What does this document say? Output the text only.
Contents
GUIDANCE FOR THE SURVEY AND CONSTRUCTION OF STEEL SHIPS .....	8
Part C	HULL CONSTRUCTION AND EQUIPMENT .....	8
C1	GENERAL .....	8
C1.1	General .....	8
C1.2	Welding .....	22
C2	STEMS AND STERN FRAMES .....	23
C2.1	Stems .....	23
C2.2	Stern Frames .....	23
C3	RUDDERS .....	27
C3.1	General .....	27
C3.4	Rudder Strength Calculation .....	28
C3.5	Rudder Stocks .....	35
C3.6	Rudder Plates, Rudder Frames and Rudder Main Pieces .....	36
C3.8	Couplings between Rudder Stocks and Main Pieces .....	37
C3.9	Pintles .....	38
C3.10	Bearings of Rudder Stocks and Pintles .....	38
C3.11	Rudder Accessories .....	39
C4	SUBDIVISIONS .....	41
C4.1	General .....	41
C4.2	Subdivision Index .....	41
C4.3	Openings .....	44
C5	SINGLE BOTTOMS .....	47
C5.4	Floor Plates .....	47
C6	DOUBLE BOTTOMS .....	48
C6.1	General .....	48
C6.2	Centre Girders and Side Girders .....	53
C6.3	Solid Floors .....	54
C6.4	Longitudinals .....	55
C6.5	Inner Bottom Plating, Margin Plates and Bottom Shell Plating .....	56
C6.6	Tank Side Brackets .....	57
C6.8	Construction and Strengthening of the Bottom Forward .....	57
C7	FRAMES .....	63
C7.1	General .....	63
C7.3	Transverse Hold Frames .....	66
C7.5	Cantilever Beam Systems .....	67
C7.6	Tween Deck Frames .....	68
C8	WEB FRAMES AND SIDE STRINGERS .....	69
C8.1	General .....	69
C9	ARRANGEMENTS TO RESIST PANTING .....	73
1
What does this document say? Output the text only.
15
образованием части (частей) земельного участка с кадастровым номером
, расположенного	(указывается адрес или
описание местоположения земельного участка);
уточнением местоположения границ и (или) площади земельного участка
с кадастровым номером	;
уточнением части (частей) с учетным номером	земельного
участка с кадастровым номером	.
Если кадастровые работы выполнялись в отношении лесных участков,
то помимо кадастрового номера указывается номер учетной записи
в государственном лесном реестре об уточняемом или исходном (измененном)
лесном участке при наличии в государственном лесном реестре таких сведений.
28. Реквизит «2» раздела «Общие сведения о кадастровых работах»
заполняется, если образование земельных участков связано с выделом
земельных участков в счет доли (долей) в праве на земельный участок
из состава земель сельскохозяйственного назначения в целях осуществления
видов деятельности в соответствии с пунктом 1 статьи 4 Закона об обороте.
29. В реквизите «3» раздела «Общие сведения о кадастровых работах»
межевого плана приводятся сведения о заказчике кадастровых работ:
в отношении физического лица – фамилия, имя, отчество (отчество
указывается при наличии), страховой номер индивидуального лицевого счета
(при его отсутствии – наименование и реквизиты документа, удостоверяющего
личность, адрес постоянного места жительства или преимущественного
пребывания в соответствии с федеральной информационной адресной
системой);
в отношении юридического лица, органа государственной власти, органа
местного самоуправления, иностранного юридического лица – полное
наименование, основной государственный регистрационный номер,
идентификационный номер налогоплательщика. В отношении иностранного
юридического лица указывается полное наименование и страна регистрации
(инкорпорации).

*Problem requirements*: From the records above, pull out each line that has "частей".

*Solution below*:
образованием части (частей) земельного участка с кадастровым номером
уточнением части (частей) с учетным номером	земельного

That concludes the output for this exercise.